╭──

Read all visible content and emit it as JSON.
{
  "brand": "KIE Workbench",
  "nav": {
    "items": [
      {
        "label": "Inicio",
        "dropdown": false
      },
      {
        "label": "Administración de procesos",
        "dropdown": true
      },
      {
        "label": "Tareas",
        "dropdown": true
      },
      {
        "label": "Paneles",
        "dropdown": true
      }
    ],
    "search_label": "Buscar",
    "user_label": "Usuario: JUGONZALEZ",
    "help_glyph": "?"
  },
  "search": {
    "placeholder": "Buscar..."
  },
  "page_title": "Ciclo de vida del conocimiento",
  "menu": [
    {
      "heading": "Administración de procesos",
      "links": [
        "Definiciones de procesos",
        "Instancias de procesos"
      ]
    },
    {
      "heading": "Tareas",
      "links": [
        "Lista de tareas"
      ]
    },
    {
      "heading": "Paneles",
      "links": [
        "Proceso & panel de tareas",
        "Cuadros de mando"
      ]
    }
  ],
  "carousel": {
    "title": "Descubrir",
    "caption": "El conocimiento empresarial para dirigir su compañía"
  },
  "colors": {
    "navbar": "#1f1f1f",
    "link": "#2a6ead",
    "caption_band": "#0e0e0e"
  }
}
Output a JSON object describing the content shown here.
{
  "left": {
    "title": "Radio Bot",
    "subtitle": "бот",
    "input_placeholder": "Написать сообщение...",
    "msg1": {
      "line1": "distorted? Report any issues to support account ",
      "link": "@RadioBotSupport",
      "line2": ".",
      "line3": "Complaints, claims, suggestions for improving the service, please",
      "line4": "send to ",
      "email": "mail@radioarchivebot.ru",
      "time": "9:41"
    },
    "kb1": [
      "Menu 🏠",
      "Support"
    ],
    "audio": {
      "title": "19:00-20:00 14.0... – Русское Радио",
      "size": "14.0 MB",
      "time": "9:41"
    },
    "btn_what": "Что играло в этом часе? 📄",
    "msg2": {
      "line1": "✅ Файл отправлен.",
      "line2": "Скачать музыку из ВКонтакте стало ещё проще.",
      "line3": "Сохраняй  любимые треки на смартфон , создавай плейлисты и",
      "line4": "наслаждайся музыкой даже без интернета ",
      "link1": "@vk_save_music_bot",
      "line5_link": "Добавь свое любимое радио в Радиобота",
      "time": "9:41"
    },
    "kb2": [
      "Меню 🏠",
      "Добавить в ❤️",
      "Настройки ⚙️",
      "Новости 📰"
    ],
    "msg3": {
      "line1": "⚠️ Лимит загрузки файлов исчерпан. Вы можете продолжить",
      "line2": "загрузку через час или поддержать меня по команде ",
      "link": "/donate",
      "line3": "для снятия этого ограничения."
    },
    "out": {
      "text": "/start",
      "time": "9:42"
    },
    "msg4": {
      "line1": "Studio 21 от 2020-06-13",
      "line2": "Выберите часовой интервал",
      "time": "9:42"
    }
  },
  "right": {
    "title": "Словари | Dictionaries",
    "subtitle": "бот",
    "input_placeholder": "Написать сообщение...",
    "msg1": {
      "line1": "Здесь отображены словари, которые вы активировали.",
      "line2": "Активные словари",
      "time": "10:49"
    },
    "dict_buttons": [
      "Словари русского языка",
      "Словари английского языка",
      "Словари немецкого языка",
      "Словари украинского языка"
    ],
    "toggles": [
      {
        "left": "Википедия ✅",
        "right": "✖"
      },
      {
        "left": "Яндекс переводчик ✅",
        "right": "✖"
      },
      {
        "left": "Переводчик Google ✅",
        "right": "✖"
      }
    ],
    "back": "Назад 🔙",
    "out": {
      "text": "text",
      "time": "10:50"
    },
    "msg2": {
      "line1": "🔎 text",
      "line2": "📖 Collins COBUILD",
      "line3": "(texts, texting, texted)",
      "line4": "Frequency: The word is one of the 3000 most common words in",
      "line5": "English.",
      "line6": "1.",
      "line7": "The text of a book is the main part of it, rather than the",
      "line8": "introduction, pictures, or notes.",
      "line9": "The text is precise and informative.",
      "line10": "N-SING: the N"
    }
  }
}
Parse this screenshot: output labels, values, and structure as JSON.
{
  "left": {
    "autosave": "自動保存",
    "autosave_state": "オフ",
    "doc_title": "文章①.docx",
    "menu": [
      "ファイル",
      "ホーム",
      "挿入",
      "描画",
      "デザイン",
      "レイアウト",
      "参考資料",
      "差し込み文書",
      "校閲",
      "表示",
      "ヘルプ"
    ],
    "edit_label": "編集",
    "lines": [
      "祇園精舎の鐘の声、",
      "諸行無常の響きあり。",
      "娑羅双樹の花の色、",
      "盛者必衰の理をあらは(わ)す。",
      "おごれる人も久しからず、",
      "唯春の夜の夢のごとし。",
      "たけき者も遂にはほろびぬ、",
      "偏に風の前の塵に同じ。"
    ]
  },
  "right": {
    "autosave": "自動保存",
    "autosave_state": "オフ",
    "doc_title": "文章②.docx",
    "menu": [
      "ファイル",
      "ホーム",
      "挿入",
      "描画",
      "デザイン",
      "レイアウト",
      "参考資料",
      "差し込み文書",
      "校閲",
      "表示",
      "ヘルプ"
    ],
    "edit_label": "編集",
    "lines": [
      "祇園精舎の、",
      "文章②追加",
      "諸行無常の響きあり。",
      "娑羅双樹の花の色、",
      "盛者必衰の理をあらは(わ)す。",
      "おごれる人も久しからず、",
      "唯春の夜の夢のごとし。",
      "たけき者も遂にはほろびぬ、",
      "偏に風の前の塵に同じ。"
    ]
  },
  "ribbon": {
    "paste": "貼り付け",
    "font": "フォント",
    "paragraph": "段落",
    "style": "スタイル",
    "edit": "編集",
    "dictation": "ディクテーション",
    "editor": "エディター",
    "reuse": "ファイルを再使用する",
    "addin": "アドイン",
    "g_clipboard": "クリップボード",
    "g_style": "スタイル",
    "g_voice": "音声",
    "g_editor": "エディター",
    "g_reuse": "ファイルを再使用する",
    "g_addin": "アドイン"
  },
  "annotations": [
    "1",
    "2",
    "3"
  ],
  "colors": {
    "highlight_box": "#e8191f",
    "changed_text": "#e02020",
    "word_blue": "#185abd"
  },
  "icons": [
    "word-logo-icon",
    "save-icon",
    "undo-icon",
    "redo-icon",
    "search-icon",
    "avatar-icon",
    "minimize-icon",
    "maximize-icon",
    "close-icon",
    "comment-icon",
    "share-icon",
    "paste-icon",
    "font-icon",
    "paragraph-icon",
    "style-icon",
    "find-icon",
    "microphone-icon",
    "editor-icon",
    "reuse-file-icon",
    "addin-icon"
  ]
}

╰──

**YOUR OBJECTIVE**
For each line in the data above that contains the string "JSON", extract the line.

**EXPECTED ANSWER**
Read all visible content and emit it as JSON.
Output a JSON object describing the content shown here.
Parse this screenshot: output labels, values, and structure as JSON.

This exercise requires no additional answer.